Tasks -
1. For the judgment excerpt below, decide whether each statement agrees with it: (a) the applicant's defence was struck off on 30 October 2012; (b) the fax of 1 October 2012 went to fax number 015 491 1959; (c) the applicant was ordered to file its discovery within 30 days of the order. Answer yes or no for each, quoting the deciding words of the judgment excerpt.
2. Answer these questions from the judgment excerpt below:
(a) On what date was the incorrect Rule 30A notice served on the applicant's correspondent?
(b) To what date was the application of 5 December 2012 postponed?
(c) Under which rules and law must an application for rescission and reinstating an action be brought?
3. Reproduce the part of the judgment excerpt below starting with "4. On 26 September" and going on through "be heard on 30 October 2012.".

Extract to read -
3. On 28 February 2012 an incorrect notice in terms of Rule 30A was served on the applicant's correspondent. Correspondence followed from the respondent advising the applicant's correspondent that the incorrect notice was served and the correct notice in terms of Rule 35(7) will be served. The latter was served on 15 June 2012, advising that the application to compel discovery would be heard on 23 July 2012. On 23 July 2012 the applicant was ordered to file its discovery within 10 days of the order. The dies for filing would have expired on 6 August 2012.
4. On 26 September 2012 a further Rule 35(7) for the striking out of the applicant's defence for non-compliance was duly served, on the correspondent advising that the application would be heard on 30 October 2012.
5. On 30 October 2012 the application was heard and the applicant's defence was struck off. However, the court postponed the application for default judgment to 5 December 2012 to enable the respondent to file the necessary damages affidavit. The notice of set down for 5 December 2012 was served on the correspondent on 31 October 2012. The application of 5 December 2012 was postponed to 14 February 2013 to enable the applicant to file his rescission application papers.
6. The applicant submits that on 1 October 2012 the correspondent attorney sent a fax to his attorneys advising of the discovery notices, the Rule 35(7) notice and the fact that the matter was set down for 30 October 2012. However, the fax was sent to the wrong fax number, it was sent to fax number 015 491 6621 whereas the fax number is in fact 015 491 1959.
7. Be that as it may, on 23 October 2012 the correspondent discovered the error and on 29 October 2012 the applicant's attorney advised the respondent that he had just been advised of the matter being heard on 30 October 2012. Applicant states that no reply was fourth coming from the respondent and on 31 October 2012 the correspondent advised the applicant's attorney of the notice of set down for default judgment served on their office on 31 October 2012.
8. To place things into perspective, on 29 October 2012 the applicant advised the respondent by telefax as follows:
"We have just noted with dismay from a letter we received from your correspondent attorney that the matter is on the roll on the 30th October 2012. It was on the 23rd October 2012 at around 16H28. Then on the 24th October 2012 we forwarded our letter to them advising them that we have since receive, the last pleadings from them on the 18th March 2008.
In light of the above we would like to advise you that we would not be able to proceed with the matter and as such we are requesting your good selves to understand our predicaments and remove the matter from the roll, alternatively attend to postponement of the matter.
Kindly but, urgently convey this letter to your instructing attorney and revert to us"
THE LAW
9. An application for rescission and reinstating an action must be brought in terms of Rule 31(2)(b), Rule 42(1) and the Common Law. Refer to De Wet and Others v Western Bank Ltd 1979(2) SA 1031(A) at 1038A and Athmaram v Singh 1989(3) SA 953 D&CLD at 954 D - F.

Extracted entries -

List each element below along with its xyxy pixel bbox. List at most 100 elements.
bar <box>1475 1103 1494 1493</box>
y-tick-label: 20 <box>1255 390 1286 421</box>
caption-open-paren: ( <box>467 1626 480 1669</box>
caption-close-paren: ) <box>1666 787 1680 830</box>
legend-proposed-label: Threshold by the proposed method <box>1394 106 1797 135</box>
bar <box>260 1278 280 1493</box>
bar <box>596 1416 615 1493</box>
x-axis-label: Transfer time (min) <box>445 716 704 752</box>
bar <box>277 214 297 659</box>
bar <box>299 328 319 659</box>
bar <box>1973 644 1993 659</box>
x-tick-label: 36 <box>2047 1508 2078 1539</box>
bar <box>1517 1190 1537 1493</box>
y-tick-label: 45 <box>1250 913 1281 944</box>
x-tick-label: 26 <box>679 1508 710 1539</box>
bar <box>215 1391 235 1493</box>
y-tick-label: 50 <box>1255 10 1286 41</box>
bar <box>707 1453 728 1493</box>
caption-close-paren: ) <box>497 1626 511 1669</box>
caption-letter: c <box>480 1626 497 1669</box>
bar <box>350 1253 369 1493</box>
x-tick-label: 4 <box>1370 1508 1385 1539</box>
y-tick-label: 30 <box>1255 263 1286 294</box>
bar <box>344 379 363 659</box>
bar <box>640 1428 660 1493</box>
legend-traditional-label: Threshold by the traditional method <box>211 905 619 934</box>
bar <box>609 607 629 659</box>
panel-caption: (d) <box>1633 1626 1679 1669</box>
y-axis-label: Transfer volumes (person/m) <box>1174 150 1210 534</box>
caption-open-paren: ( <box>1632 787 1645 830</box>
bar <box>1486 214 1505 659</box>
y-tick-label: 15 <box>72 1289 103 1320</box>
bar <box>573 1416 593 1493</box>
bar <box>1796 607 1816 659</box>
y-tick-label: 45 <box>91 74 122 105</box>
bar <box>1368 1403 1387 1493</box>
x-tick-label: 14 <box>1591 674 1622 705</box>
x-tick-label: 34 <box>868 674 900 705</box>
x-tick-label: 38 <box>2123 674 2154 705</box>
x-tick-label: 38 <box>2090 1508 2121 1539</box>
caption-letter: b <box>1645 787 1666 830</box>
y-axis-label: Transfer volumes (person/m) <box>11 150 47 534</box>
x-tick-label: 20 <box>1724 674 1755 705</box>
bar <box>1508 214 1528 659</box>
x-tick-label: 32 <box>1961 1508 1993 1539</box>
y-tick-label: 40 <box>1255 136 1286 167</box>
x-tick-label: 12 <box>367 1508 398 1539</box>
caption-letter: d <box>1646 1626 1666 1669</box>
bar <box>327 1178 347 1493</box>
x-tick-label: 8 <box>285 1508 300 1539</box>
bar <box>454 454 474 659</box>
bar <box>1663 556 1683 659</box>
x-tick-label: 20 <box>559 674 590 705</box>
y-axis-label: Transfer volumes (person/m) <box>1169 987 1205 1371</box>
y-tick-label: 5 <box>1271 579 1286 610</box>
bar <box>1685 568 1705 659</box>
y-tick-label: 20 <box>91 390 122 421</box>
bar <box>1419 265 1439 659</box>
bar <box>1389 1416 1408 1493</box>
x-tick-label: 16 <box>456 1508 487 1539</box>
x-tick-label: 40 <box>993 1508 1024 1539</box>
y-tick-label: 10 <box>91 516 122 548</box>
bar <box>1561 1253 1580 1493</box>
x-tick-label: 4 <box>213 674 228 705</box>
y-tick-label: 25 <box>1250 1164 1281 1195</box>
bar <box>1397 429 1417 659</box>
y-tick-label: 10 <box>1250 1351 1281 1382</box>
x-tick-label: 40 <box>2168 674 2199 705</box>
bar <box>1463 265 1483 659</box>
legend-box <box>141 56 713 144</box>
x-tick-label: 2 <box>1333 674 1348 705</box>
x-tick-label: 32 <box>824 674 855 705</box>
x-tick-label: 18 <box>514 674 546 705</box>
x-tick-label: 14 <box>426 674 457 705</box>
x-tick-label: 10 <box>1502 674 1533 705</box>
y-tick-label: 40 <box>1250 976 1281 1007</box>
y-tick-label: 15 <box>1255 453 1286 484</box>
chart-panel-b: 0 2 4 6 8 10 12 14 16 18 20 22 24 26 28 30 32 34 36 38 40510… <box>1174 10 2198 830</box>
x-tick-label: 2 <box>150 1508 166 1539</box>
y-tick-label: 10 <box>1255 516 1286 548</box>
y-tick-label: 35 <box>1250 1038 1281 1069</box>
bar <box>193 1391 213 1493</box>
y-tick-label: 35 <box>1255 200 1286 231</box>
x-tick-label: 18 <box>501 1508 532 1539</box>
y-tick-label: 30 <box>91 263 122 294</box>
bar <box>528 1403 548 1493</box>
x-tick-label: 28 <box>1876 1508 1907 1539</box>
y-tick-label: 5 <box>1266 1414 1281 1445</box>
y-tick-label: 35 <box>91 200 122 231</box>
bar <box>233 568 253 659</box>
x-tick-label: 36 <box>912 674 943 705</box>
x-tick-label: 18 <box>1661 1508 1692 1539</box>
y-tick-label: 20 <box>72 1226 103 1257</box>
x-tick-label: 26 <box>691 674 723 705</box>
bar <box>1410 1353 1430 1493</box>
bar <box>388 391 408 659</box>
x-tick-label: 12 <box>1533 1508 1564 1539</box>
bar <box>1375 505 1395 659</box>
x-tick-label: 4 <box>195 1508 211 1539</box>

--

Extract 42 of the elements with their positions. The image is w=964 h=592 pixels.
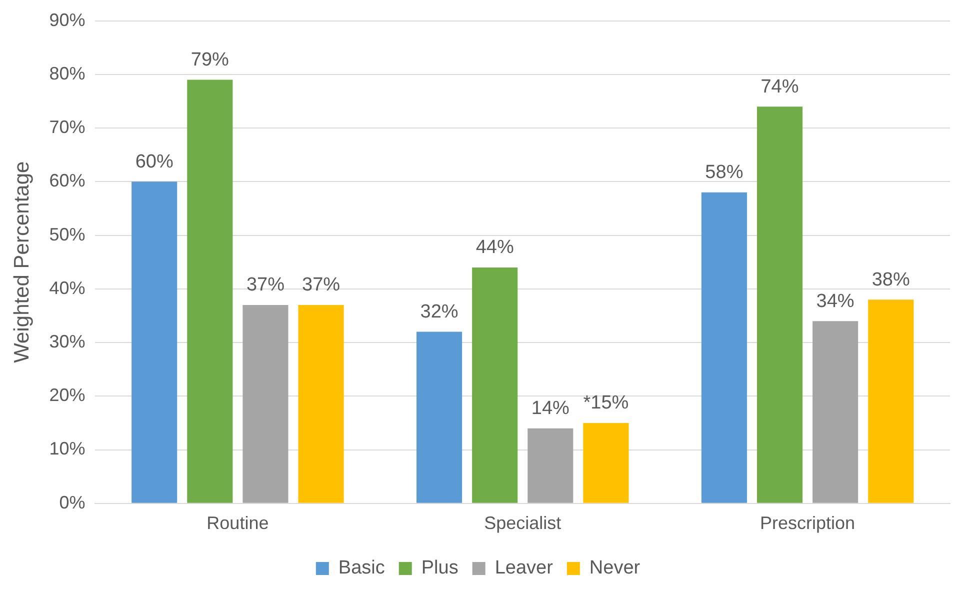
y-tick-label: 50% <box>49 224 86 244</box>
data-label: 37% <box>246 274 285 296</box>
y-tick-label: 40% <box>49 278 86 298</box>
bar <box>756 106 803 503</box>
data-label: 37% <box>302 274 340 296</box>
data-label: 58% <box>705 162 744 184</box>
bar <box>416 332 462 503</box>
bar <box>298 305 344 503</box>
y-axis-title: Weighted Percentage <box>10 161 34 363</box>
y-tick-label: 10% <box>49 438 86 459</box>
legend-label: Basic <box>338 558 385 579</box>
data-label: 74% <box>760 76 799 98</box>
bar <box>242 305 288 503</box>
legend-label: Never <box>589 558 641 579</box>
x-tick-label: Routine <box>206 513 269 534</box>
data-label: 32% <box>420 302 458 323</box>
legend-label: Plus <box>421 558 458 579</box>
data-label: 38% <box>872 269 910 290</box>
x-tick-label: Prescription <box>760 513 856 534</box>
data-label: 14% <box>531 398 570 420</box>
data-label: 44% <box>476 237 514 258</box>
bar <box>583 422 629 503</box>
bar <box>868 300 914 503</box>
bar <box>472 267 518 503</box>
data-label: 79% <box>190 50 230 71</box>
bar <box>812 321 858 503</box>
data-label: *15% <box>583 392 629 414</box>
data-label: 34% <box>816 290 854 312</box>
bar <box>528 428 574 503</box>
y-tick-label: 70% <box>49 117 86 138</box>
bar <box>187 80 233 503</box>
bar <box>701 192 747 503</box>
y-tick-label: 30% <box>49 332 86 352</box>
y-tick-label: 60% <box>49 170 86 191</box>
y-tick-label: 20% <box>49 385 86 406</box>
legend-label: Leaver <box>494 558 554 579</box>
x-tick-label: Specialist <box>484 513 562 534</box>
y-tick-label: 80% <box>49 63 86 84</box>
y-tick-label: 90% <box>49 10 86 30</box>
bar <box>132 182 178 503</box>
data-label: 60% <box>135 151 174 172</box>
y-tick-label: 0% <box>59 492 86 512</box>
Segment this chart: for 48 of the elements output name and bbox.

Expected results -
1.
(a) Yes: "On 30 October 2012 the application was heard and the applicant's defence was struck off."
(b) No: "it was sent to fax number 015 491 6621 whereas the fax number is in fact 015 491 1959."
(c) No: "On 23 July 2012 the applicant was ordered to file its discovery within 10 days of the order."

2.
(a) 28 February 2012
(b) 14 February 2013
(c) Rule 31(2)(b), Rule 42(1) and the Common Law

3.
4. On 26 September 2012 a further Rule 35(7) for the striking out of the applicant's defence for non-compliance was duly served, on the correspondent advising that the application would be heard on 30 October 2012.